### ENUNCIADO DE LA TAREA:
Según el fragmento sobre la inmigración en Venezuela, ¿cuál fue el mayor error que se haya cometido nunca en ese país?

Más tarde, una ley cerró definitivamente las puertas de Venezuela a la inmigración, y ése fue, sin duda, el mayor error que se haya cometido nunca en este país. Está demostrado, y se demostrará hasta la saciedad, que las naciones americanas — incluso Estados Unidos — necesitan la inmigración para llevar a cabo su desarrollo, y que sin ella, están perdidas. Hay que tener en cuenta que la mayoría de estas Repúblicas son más extensas que cualquier país europeo, y se encuentran poco y mal pobladas. Pero, mucho más importe que la densidad, es el hecho de que carecen de una población adulta preparada. Se calcula que Hisponamérica cuenta con casi un 60 % de población «no hábil», y ponerla en condiciones cuesta muy caro. No hay técnicos, ni artesanos, ni nadie capaz de enseñar, hasta el punto de ser necesario importar obreros especializados para que hagan de maestros. Han tenido que traerlos pagando un precio muy alto, cuando, antes, esa misma gente venía por su cuenta, enseñaba a cuantos estaban a su alrededor, y creaban puestos trabajo, ya que montaban talleres, pequeñas fábricas e incluso grandes empresas.

### MATERIAL PROPORCIONADO:

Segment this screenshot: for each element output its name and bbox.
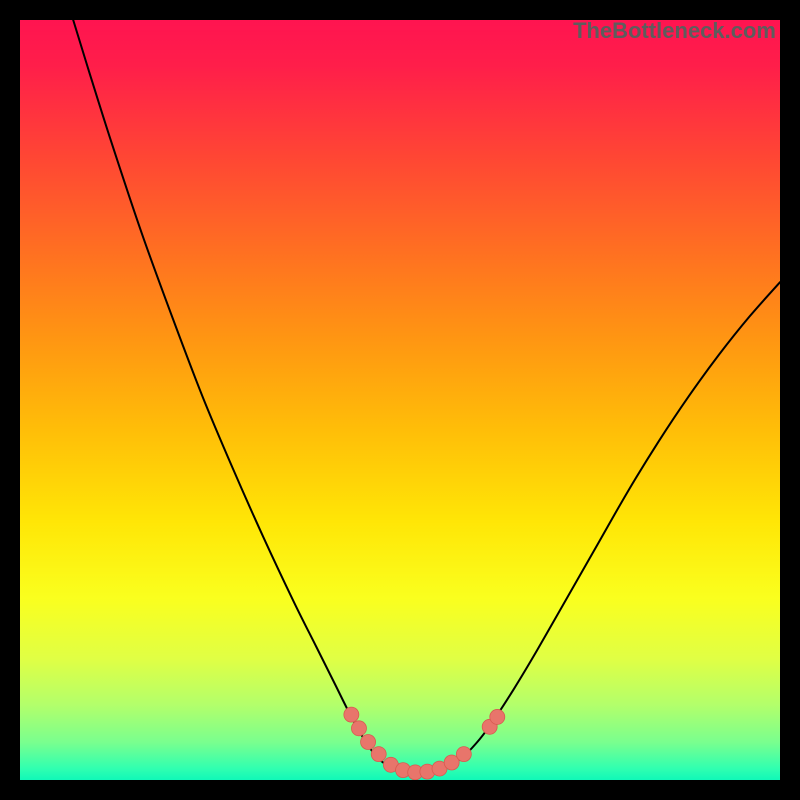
- curve-marker: [361, 735, 376, 750]
- plot-area: [20, 20, 780, 780]
- gradient-background: [20, 20, 780, 780]
- chart-frame: TheBottleneck.com: [0, 0, 800, 800]
- curve-marker: [351, 721, 366, 736]
- curve-marker: [344, 707, 359, 722]
- bottleneck-chart: [20, 20, 780, 780]
- curve-marker: [456, 747, 471, 762]
- curve-marker: [490, 709, 505, 724]
- watermark-text: TheBottleneck.com: [573, 18, 776, 44]
- curve-marker: [371, 747, 386, 762]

### EN RESPUESTA:
Una ley que cerró definitivamente las puertas de Venezuela a la inmigración.